● **Reading passage**:

Why We Built an Axial Length Estimator — And Why It Must Be Used Carefully
- Richard Kadri-Langford

- 1 day ago
- 3 min read
Axial length is now widely recognised as the gold standard for monitoring myopia progression.
But there’s a problem.
Most patients — especially children — don’t have historic axial length data.
What they do have is:
Spectacle prescriptions
Refraction history
Clinical notes
So the question becomes:
Can we use that existing data to estimate what axial length might have been?
That’s exactly why we’ve developed the Myopia Focus Axial Length Estimator.
Why This Tool Exists
In an ideal world, every child at risk of myopia would have:
Baseline axial length recorded early
Regular follow-up measurements
Longitudinal growth tracked over time
In reality, that’s rarely the case.
Many practitioners are now seeing patients who:
Are already myopic
Have several years of prescription history
But have no axial length baseline
This creates a gap.
Because without that baseline:
You can’t assess how fast the eye has grown
You can’t confidently evaluate past progression
And you can’t fully contextualise where the patient is today
This is where estimation becomes useful.

● **Raw data**:

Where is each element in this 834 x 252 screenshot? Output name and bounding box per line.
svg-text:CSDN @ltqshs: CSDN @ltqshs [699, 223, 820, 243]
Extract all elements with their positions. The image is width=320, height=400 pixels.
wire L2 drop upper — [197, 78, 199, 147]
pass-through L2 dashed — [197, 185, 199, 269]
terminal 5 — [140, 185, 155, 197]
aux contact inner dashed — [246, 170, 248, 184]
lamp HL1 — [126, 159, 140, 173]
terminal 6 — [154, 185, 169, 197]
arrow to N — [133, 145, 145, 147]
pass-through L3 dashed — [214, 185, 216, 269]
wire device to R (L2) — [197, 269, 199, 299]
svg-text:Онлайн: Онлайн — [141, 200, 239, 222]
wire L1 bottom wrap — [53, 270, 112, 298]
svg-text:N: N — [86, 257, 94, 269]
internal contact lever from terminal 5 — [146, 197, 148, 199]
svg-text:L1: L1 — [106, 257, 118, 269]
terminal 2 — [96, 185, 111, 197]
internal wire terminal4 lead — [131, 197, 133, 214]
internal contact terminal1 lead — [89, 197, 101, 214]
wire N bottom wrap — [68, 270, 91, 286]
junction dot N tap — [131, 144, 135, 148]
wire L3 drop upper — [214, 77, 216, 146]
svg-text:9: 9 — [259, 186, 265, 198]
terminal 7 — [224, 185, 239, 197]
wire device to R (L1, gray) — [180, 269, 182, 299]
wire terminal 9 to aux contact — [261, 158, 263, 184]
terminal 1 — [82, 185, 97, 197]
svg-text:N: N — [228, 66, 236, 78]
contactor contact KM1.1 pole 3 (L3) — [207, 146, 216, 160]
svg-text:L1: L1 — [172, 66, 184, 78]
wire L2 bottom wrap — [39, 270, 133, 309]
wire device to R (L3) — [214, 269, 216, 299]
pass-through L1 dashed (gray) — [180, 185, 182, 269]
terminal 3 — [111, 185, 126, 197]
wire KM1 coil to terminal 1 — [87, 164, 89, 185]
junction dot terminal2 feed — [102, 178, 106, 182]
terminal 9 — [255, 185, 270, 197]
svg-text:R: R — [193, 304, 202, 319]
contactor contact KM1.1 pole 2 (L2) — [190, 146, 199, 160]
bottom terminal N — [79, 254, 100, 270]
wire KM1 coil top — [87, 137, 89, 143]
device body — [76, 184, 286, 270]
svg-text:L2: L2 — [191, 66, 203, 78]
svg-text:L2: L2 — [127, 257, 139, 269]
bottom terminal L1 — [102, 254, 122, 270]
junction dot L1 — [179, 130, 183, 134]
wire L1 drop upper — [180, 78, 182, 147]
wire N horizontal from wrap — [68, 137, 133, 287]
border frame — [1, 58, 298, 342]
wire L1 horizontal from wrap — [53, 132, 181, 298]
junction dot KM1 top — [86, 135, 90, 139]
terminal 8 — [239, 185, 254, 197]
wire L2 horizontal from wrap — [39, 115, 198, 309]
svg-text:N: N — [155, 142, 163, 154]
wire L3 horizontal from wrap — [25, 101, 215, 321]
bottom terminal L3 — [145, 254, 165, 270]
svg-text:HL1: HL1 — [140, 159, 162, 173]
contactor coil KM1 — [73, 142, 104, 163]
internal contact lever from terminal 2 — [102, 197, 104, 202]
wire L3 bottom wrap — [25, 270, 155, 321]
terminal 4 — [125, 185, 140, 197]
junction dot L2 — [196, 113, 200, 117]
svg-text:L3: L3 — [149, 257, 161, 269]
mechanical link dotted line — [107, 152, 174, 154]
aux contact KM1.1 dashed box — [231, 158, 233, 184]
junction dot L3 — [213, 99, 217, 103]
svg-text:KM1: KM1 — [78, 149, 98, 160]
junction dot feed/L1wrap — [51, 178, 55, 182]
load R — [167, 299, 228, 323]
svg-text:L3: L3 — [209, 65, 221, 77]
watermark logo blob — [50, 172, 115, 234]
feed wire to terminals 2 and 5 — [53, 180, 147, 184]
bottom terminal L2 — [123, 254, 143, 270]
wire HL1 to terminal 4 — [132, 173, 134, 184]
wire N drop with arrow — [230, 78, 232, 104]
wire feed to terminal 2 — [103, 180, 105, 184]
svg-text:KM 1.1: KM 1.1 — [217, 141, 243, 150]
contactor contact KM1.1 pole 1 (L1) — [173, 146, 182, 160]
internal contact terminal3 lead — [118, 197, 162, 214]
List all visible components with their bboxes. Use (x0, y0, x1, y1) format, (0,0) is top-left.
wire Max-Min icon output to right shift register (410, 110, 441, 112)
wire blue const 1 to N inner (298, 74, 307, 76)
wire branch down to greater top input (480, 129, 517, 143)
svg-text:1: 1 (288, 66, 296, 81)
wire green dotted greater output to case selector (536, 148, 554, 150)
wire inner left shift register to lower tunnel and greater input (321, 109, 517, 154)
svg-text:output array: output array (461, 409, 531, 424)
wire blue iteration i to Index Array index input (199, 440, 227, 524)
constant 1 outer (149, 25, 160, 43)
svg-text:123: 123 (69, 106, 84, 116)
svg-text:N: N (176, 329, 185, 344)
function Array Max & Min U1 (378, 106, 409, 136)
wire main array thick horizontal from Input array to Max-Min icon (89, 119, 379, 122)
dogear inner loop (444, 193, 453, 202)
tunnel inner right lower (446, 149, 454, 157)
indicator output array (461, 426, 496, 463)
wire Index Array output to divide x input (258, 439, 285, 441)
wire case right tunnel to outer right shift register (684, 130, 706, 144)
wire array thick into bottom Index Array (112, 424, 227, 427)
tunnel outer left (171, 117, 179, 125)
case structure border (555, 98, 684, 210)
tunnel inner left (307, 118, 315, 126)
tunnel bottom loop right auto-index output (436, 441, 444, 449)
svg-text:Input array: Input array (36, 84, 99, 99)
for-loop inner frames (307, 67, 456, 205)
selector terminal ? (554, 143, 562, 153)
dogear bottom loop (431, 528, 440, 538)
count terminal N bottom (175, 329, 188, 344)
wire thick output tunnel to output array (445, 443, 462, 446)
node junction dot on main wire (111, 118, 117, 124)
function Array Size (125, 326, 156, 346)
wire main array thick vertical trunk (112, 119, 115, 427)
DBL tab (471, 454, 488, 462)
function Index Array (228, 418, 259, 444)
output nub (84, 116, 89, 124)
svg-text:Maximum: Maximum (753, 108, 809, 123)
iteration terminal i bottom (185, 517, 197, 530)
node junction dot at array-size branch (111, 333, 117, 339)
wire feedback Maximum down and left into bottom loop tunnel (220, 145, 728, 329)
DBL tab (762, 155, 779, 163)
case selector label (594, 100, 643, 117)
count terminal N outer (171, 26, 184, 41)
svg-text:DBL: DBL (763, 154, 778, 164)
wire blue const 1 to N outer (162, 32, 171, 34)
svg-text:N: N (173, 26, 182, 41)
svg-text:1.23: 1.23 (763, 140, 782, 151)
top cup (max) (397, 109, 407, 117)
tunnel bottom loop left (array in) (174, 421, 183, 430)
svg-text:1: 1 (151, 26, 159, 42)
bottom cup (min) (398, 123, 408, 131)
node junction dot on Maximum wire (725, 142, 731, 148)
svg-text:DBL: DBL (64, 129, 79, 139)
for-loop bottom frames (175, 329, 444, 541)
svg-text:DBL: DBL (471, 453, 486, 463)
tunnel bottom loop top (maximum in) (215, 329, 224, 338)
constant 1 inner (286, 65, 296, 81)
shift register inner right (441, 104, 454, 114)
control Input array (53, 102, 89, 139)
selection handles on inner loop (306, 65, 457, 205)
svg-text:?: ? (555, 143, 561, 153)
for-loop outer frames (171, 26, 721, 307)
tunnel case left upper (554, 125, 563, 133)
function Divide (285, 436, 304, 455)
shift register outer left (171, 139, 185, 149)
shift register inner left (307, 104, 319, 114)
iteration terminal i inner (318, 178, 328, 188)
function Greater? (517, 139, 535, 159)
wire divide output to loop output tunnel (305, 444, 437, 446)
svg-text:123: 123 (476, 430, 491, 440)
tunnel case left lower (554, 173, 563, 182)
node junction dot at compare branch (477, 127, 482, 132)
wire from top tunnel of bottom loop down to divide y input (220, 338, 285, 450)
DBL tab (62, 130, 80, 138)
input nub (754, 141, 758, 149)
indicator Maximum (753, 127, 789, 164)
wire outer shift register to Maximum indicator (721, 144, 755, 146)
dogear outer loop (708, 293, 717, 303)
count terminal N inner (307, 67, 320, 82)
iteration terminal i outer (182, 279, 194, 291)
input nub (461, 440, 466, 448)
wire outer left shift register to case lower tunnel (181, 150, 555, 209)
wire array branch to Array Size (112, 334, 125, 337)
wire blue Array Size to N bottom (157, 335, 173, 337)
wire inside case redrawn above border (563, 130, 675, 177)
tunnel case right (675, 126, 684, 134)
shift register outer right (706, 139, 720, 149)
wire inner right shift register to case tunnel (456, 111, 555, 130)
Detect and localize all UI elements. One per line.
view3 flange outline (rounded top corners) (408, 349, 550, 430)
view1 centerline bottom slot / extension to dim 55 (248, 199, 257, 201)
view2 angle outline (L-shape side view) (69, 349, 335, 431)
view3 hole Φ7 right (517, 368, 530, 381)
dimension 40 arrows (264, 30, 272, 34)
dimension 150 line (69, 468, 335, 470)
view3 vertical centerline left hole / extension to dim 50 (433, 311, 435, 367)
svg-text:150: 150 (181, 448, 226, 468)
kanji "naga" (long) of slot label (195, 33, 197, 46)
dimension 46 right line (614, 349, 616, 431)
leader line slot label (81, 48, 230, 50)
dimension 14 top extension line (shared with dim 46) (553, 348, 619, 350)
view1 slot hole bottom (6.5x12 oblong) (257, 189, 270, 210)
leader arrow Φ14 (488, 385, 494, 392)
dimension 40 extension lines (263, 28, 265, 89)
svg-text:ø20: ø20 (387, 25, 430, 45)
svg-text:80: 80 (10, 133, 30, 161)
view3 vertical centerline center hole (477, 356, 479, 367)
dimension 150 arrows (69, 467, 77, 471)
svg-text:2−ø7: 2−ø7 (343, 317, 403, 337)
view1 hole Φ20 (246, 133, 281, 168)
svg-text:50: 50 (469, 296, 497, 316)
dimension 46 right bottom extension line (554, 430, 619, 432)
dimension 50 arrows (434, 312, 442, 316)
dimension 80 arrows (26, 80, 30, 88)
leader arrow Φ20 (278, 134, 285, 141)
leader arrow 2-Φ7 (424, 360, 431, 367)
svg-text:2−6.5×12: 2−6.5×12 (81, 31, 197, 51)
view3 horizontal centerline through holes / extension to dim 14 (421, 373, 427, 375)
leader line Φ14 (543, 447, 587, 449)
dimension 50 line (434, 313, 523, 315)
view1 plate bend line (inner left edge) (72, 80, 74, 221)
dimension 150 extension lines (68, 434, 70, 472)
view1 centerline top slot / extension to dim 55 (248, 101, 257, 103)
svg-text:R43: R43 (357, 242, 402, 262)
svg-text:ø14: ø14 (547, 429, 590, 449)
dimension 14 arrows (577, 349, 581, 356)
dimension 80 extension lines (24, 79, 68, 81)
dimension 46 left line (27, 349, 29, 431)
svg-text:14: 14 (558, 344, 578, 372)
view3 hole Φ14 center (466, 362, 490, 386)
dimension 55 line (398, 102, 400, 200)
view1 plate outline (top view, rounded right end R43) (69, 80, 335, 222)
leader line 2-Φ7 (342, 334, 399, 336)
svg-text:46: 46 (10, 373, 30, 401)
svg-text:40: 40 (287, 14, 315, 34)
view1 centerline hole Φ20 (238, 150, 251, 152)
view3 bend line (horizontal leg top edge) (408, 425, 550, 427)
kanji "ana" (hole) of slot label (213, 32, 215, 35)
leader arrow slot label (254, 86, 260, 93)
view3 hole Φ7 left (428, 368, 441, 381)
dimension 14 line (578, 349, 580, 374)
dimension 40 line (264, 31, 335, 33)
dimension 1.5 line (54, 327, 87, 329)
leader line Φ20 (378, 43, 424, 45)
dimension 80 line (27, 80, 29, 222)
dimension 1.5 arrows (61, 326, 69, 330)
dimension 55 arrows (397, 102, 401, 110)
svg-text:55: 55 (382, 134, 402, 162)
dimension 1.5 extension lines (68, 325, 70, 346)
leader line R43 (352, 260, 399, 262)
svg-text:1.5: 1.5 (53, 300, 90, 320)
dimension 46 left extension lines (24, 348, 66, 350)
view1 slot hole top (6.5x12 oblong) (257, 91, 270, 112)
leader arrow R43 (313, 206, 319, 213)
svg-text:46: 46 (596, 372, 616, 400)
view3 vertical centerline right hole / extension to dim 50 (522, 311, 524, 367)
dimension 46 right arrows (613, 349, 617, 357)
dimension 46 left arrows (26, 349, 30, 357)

● **Task instructions**:
1. Answer these about the axial length estimator post:
(a) According to the post, what is axial length widely recognised as?
(b) What three kinds of existing data does the post say most patients have?
(c) What is the tool that the post says was developed called?
2. Carry on the post about the axial length estimator from the point where it ends.

● **Exercise answers**:
1.
(a) The gold standard for monitoring myopia progression.
(b) Spectacle prescriptions, refraction history, and clinical notes.
(c) The Myopia Focus Axial Length Estimator.

2.
What the Estimator Can (and Should) Be Used For
Our estimator uses available clinical inputs (such as refractive error) to provide a best-fit estimate of axial length.
Used appropriately, it can help with:
1. Retrospective context
Understanding approximate historical eye size when no measurements were taken.
“If this child was -2.00D two years ago, what might their axial length have been?”
2. Patient and parent communication
Helping explain:
How the eye may have grown over time
Why early intervention matters
3. Clinical storytelling
Supporting discussions such as:
“This is where we think things were”
“This is where we are now”
“This is why we need to act”
But Here’s the Critical Point
This is not a measurement tool.
And it should never be used as one.
What the Latest Research Tells Us
Last year research on axial length centile curves - by Bullimore et al - highlights a broader issue: -
Many commonly used tools in myopia management are not designed for tracking true eye growth.
Key findings include:
Population-based models (including centiles) reflect distributions, not individual growth
Myopic progression can occur without obvious shifts in position or category
Cross-sectional data can give a false sense of stability
The same principle applies here.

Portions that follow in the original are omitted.